● **REQUIRED WORK**
Each line that follows should be printed again exactly as it stands.

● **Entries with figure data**
========
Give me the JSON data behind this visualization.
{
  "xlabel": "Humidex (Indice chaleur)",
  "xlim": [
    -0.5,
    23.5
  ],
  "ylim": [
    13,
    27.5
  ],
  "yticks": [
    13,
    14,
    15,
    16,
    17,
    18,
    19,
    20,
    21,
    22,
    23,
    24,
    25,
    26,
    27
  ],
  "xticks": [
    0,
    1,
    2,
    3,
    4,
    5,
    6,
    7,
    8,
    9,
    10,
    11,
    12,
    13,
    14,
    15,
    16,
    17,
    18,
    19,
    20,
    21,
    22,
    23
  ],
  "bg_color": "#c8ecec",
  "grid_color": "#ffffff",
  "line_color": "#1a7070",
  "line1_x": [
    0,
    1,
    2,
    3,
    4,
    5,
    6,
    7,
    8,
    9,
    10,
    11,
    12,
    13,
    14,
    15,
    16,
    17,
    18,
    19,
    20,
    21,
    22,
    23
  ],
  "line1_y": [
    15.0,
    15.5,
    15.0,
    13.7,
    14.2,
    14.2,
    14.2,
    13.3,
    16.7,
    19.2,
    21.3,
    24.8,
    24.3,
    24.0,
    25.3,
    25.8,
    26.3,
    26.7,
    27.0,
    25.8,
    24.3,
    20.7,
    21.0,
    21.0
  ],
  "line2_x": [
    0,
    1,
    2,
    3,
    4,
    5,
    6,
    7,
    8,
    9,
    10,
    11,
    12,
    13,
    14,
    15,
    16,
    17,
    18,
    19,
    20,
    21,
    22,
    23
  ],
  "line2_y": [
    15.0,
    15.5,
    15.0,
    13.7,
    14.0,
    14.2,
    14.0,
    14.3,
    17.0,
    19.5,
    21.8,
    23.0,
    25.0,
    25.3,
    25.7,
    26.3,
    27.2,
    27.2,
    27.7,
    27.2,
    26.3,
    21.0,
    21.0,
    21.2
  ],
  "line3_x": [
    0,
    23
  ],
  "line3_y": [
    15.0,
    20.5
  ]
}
========
● **FULL ANSWER**
Give me the JSON data behind this visualization.
{
  "xlabel": "Humidex (Indice chaleur)",
  "xlim": [
    -0.5,
    23.5
  ],
  "ylim": [
    13,
    27.5
  ],
  "yticks": [
    13,
    14,
    15,
    16,
    17,
    18,
    19,
    20,
    21,
    22,
    23,
    24,
    25,
    26,
    27
  ],
  "xticks": [
    0,
    1,
    2,
    3,
    4,
    5,
    6,
    7,
    8,
    9,
    10,
    11,
    12,
    13,
    14,
    15,
    16,
    17,
    18,
    19,
    20,
    21,
    22,
    23
  ],
  "bg_color": "#c8ecec",
  "grid_color": "#ffffff",
  "line_color": "#1a7070",
  "line1_x": [
    0,
    1,
    2,
    3,
    4,
    5,
    6,
    7,
    8,
    9,
    10,
    11,
    12,
    13,
    14,
    15,
    16,
    17,
    18,
    19,
    20,
    21,
    22,
    23
  ],
  "line1_y": [
    15.0,
    15.5,
    15.0,
    13.7,
    14.2,
    14.2,
    14.2,
    13.3,
    16.7,
    19.2,
    21.3,
    24.8,
    24.3,
    24.0,
    25.3,
    25.8,
    26.3,
    26.7,
    27.0,
    25.8,
    24.3,
    20.7,
    21.0,
    21.0
  ],
  "line2_x": [
    0,
    1,
    2,
    3,
    4,
    5,
    6,
    7,
    8,
    9,
    10,
    11,
    12,
    13,
    14,
    15,
    16,
    17,
    18,
    19,
    20,
    21,
    22,
    23
  ],
  "line2_y": [
    15.0,
    15.5,
    15.0,
    13.7,
    14.0,
    14.2,
    14.0,
    14.3,
    17.0,
    19.5,
    21.8,
    23.0,
    25.0,
    25.3,
    25.7,
    26.3,
    27.2,
    27.2,
    27.7,
    27.2,
    26.3,
    21.0,
    21.0,
    21.2
  ],
  "line3_x": [
    0,
    23
  ],
  "line3_y": [
    15.0,
    20.5
  ]
}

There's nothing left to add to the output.